- WRITTEN TASK -
Below are the records; locate each line with the word "duration" and copy it.

- MATERIAL FOR THIS TASK -
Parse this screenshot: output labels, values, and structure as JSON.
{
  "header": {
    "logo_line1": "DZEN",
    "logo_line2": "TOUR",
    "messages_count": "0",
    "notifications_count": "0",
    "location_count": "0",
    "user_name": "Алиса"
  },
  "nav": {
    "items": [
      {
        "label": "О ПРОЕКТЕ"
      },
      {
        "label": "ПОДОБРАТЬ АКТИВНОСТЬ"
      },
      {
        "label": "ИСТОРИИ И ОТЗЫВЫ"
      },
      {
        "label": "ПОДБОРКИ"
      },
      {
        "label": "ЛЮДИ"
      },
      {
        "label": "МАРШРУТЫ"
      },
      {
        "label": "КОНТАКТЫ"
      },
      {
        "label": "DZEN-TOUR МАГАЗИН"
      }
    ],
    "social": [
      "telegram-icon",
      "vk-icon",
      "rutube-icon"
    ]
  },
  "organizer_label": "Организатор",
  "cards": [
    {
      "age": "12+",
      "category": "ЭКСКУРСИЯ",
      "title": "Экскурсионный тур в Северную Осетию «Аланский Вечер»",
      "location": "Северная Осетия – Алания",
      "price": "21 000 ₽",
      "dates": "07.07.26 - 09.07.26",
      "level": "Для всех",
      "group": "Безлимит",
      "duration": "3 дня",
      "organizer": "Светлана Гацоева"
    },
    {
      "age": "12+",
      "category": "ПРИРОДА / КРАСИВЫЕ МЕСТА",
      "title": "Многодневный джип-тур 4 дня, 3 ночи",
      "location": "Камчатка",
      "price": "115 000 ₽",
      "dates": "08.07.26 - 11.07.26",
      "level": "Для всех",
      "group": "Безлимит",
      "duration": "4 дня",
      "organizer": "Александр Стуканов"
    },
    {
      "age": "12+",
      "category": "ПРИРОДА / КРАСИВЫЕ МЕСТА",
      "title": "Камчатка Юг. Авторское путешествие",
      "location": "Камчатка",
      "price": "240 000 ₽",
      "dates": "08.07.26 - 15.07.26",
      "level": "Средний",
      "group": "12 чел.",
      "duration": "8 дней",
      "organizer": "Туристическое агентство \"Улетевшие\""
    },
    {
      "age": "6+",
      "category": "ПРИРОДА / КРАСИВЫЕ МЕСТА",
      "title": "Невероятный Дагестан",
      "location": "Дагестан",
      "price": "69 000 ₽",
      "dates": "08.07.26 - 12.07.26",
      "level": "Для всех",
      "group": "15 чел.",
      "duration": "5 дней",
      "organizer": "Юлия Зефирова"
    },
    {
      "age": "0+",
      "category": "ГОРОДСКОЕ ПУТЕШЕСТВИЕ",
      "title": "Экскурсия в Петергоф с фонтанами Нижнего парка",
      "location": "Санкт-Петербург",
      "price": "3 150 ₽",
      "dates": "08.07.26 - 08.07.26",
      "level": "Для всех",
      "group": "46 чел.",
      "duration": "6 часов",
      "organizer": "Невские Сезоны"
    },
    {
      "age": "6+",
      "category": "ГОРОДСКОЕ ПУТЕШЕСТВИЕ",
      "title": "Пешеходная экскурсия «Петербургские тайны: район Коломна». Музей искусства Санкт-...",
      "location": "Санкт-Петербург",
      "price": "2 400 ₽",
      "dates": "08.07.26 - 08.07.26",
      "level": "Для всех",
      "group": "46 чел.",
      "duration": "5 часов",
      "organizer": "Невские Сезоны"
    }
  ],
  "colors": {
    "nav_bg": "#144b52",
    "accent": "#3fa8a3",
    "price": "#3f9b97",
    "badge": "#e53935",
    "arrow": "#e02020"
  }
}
...
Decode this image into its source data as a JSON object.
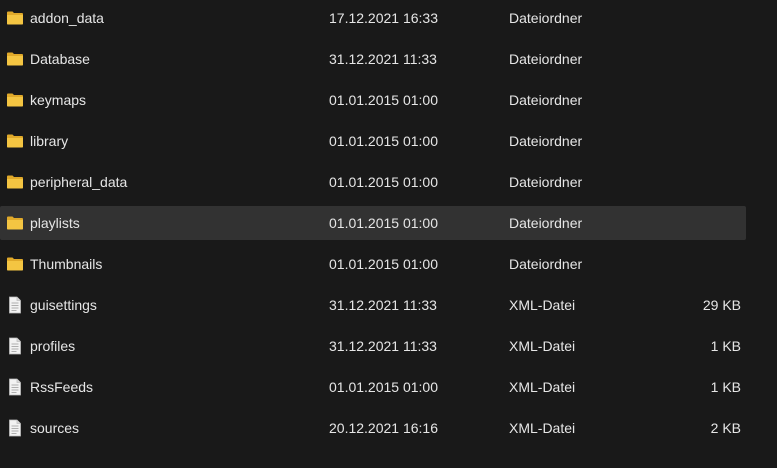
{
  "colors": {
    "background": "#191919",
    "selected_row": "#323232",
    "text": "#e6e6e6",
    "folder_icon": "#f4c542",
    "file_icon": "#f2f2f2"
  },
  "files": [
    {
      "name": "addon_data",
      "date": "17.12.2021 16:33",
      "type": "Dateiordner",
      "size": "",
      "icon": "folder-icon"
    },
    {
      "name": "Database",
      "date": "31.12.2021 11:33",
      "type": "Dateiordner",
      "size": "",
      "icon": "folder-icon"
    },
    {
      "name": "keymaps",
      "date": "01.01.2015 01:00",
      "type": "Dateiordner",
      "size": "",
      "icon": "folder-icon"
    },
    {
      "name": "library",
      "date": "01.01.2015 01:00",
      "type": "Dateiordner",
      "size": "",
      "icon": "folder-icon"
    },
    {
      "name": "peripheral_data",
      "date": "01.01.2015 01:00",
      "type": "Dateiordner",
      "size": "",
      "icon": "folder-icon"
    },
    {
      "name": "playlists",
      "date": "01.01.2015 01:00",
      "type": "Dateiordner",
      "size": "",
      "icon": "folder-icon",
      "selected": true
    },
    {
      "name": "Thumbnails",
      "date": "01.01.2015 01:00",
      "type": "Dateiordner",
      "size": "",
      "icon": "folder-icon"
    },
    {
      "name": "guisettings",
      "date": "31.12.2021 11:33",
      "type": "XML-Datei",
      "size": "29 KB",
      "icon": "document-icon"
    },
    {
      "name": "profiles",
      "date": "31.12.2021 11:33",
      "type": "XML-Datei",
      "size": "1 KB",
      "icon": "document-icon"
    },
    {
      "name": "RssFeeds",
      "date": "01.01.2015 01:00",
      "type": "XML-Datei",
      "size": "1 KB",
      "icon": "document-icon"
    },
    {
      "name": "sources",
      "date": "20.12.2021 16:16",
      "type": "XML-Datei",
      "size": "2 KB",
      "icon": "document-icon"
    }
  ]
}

- WRITTEN SOLUTION -
      "duration": "3 дня",
      "duration": "4 дня",
      "duration": "8 дней",
      "duration": "5 дней",
      "duration": "6 часов",
      "duration": "5 часов",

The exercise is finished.